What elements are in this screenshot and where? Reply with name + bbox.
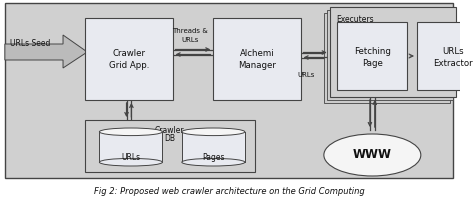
Text: URLs Seed: URLs Seed <box>9 39 50 48</box>
Ellipse shape <box>324 134 421 176</box>
Ellipse shape <box>182 158 245 166</box>
Bar <box>327 10 453 100</box>
Bar <box>213 18 301 100</box>
Bar <box>182 132 245 162</box>
Text: Page: Page <box>362 60 383 68</box>
Text: URLs: URLs <box>442 48 464 57</box>
Text: Extractor: Extractor <box>433 60 473 68</box>
Text: Crawler: Crawler <box>112 49 146 58</box>
Text: Fetching: Fetching <box>354 48 391 57</box>
Bar <box>330 7 456 97</box>
Text: URLs: URLs <box>121 153 140 162</box>
Text: Executers: Executers <box>337 15 374 24</box>
Bar <box>417 22 474 90</box>
Polygon shape <box>5 35 87 68</box>
Text: Pages: Pages <box>202 153 225 162</box>
Text: Crawler: Crawler <box>155 126 184 135</box>
Bar <box>85 120 255 172</box>
Ellipse shape <box>100 158 163 166</box>
Bar <box>85 18 173 100</box>
Text: URLs: URLs <box>182 37 199 43</box>
Bar <box>5 3 453 178</box>
Text: URLs: URLs <box>298 72 315 78</box>
Bar <box>324 13 450 103</box>
Text: Manager: Manager <box>238 60 276 69</box>
Text: Grid App.: Grid App. <box>109 60 149 69</box>
Text: WWW: WWW <box>353 148 392 162</box>
Ellipse shape <box>100 128 163 136</box>
Bar <box>337 22 407 90</box>
Bar <box>100 132 163 162</box>
Text: DB: DB <box>164 134 175 143</box>
Text: Threads &: Threads & <box>172 28 208 34</box>
Text: Fig 2: Proposed web crawler architecture on the Grid Computing: Fig 2: Proposed web crawler architecture… <box>94 187 365 196</box>
Ellipse shape <box>182 128 245 136</box>
Text: Alchemi: Alchemi <box>240 49 274 58</box>
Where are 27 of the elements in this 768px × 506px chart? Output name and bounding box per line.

▸ **EXERCISE TASK**: Reproduce all of the lines above character for character, omitting the picture.

▸ **EXERCISE SOLUTION**:
What elements are in this screenshot and where? Reply with name + bbox.
Text: URLs Seed: URLs Seed <box>9 39 50 48</box>
Ellipse shape <box>324 134 421 176</box>
Ellipse shape <box>182 158 245 166</box>
Bar <box>327 10 453 100</box>
Bar <box>213 18 301 100</box>
Bar <box>182 132 245 162</box>
Text: Page: Page <box>362 60 383 68</box>
Text: URLs: URLs <box>442 48 464 57</box>
Text: Extractor: Extractor <box>433 60 473 68</box>
Text: Crawler: Crawler <box>112 49 146 58</box>
Text: Fetching: Fetching <box>354 48 391 57</box>
Bar <box>330 7 456 97</box>
Text: URLs: URLs <box>121 153 140 162</box>
Text: Executers: Executers <box>337 15 374 24</box>
Bar <box>417 22 474 90</box>
Polygon shape <box>5 35 87 68</box>
Text: Pages: Pages <box>202 153 225 162</box>
Text: Crawler: Crawler <box>155 126 184 135</box>
Bar <box>85 120 255 172</box>
Ellipse shape <box>100 158 163 166</box>
Bar <box>85 18 173 100</box>
Text: URLs: URLs <box>182 37 199 43</box>
Bar <box>5 3 453 178</box>
Text: URLs: URLs <box>298 72 315 78</box>
Bar <box>324 13 450 103</box>
Text: Manager: Manager <box>238 60 276 69</box>
Text: Grid App.: Grid App. <box>109 60 149 69</box>
Text: WWW: WWW <box>353 148 392 162</box>
Ellipse shape <box>100 128 163 136</box>
Bar <box>337 22 407 90</box>
Bar <box>100 132 163 162</box>
Text: DB: DB <box>164 134 175 143</box>
Text: Threads &: Threads & <box>172 28 208 34</box>
Text: Fig 2: Proposed web crawler architecture on the Grid Computing: Fig 2: Proposed web crawler architecture… <box>94 187 365 196</box>
Ellipse shape <box>182 128 245 136</box>
Text: Alchemi: Alchemi <box>240 49 274 58</box>
Where are 27 of the elements in this 768px × 506px chart? Output name and bounding box per line.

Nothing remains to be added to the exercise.